▸ **Brief**
Exclude the pictures and retype the entries as written.

Stored data:
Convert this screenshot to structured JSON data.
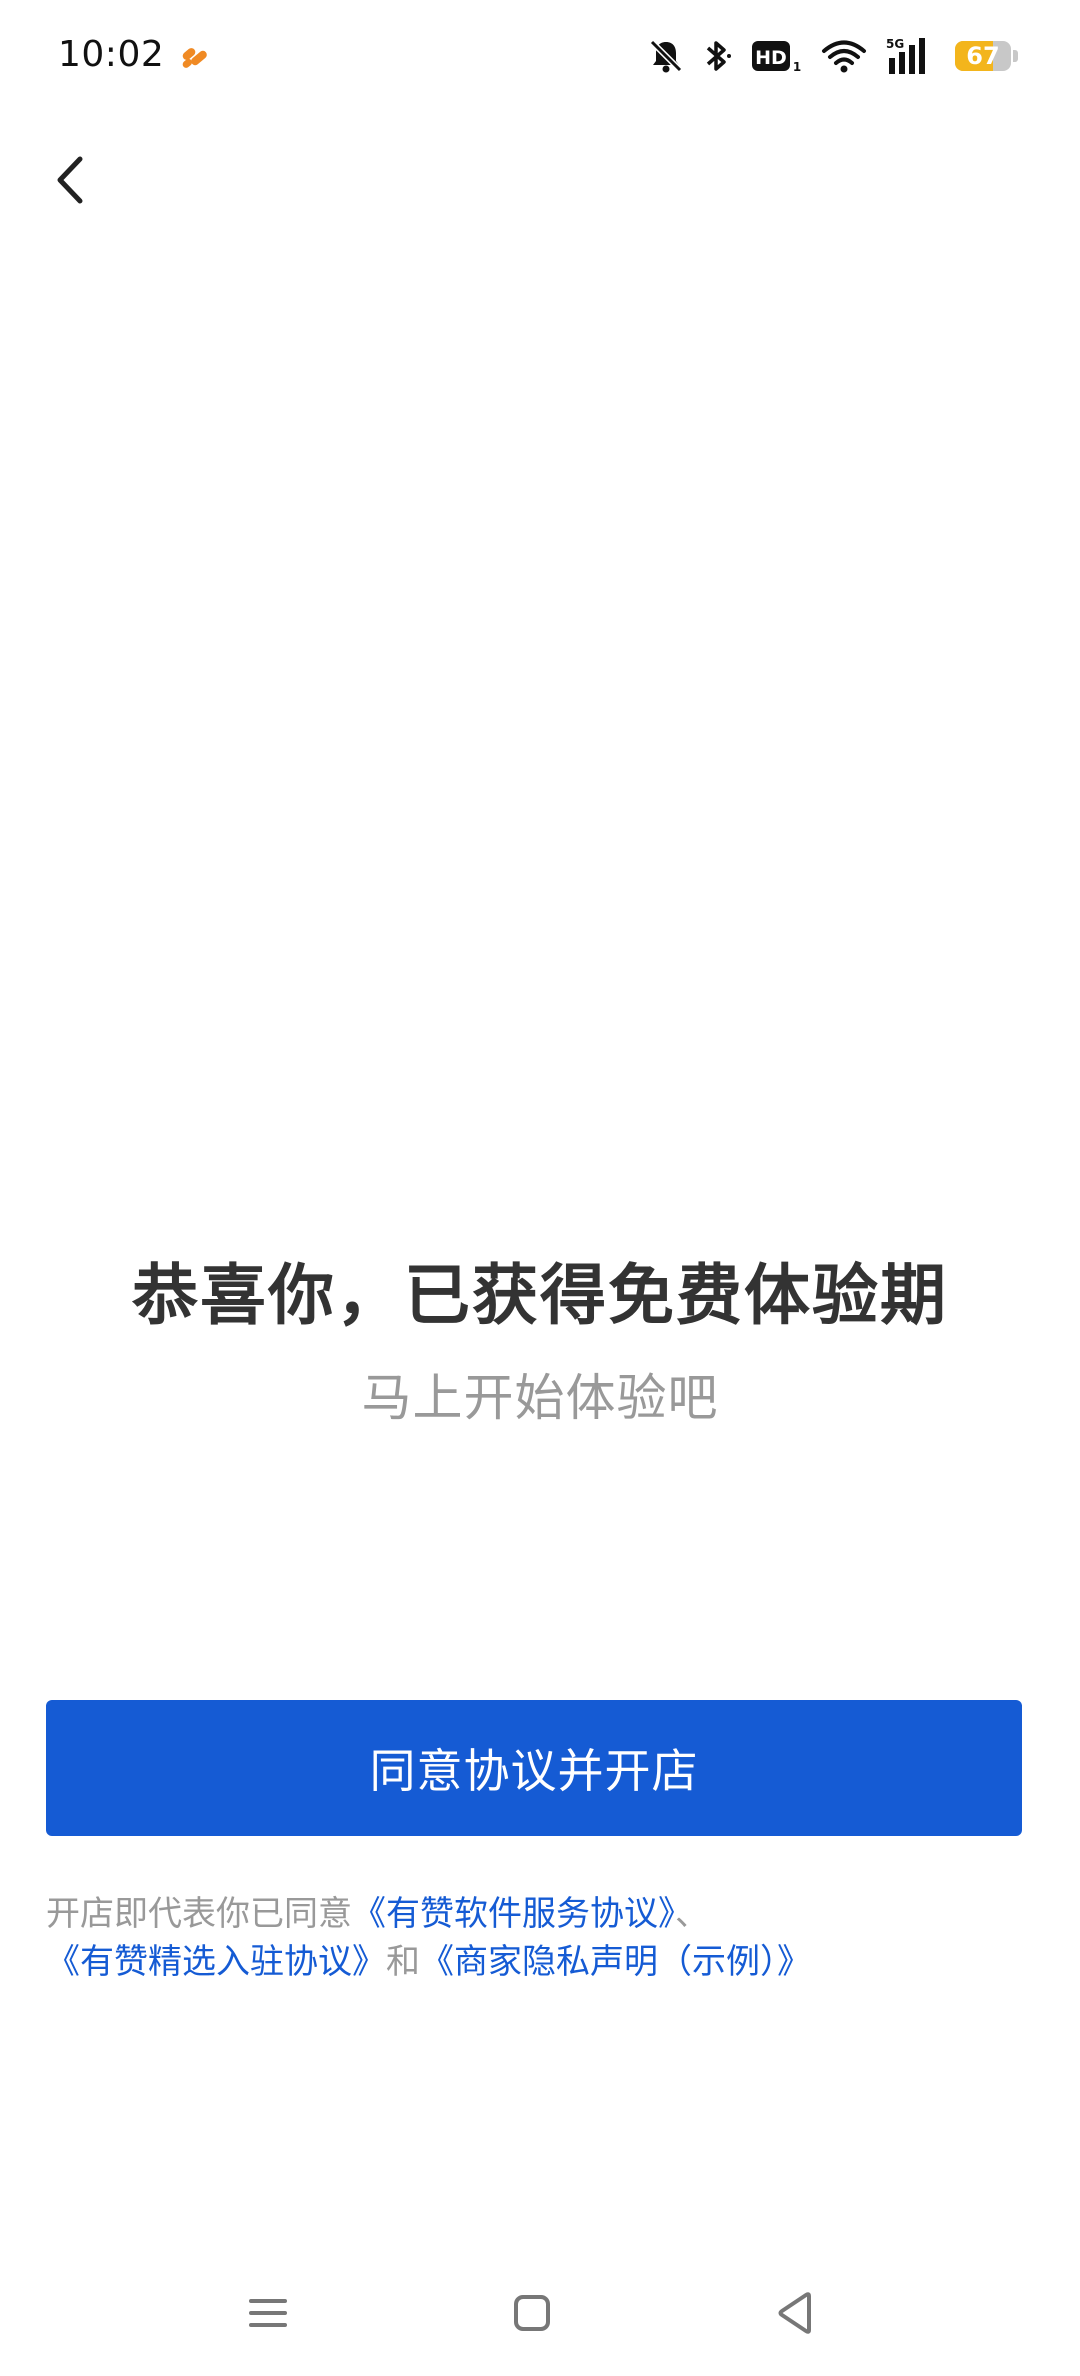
{
  "status_bar": {
    "time": "10:02",
    "network": "5G",
    "hd_label": "HD",
    "hd_sub": "1",
    "battery_level": 67,
    "battery_text": "67",
    "battery_color": "#f3b51c",
    "app_icon_color": "#f08a24",
    "icons": [
      "app-notification-icon",
      "mute-bell-icon",
      "bluetooth-icon",
      "hd-voice-icon",
      "wifi-icon",
      "cellular-signal-icon",
      "battery-icon"
    ]
  },
  "header": {
    "back_icon": "chevron-left-icon"
  },
  "main": {
    "title": "恭喜你，已获得免费体验期",
    "subtitle": "马上开始体验吧",
    "primary_button_label": "同意协议并开店",
    "primary_color": "#155bd4"
  },
  "agreement": {
    "prefix": "开店即代表你已同意",
    "link_1": "《有赞软件服务协议》",
    "separator": "、",
    "link_2": "《有赞精选入驻协议》",
    "conjunction": "和",
    "link_3": "《商家隐私声明（示例）》"
  },
  "nav_bar": {
    "icons": [
      "menu-icon",
      "home-icon",
      "back-triangle-icon"
    ]
  }
}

▸ **Answer to this problem**
Convert this screenshot to structured JSON data.
{
  "status_bar": {
    "time": "10:02",
    "network": "5G",
    "hd_label": "HD",
    "hd_sub": "1",
    "battery_level": 67,
    "battery_text": "67",
    "battery_color": "#f3b51c",
    "app_icon_color": "#f08a24",
    "icons": [
      "app-notification-icon",
      "mute-bell-icon",
      "bluetooth-icon",
      "hd-voice-icon",
      "wifi-icon",
      "cellular-signal-icon",
      "battery-icon"
    ]
  },
  "header": {
    "back_icon": "chevron-left-icon"
  },
  "main": {
    "title": "恭喜你，已获得免费体验期",
    "subtitle": "马上开始体验吧",
    "primary_button_label": "同意协议并开店",
    "primary_color": "#155bd4"
  },
  "agreement": {
    "prefix": "开店即代表你已同意",
    "link_1": "《有赞软件服务协议》",
    "separator": "、",
    "link_2": "《有赞精选入驻协议》",
    "conjunction": "和",
    "link_3": "《商家隐私声明（示例）》"
  },
  "nav_bar": {
    "icons": [
      "menu-icon",
      "home-icon",
      "back-triangle-icon"
    ]
  }
}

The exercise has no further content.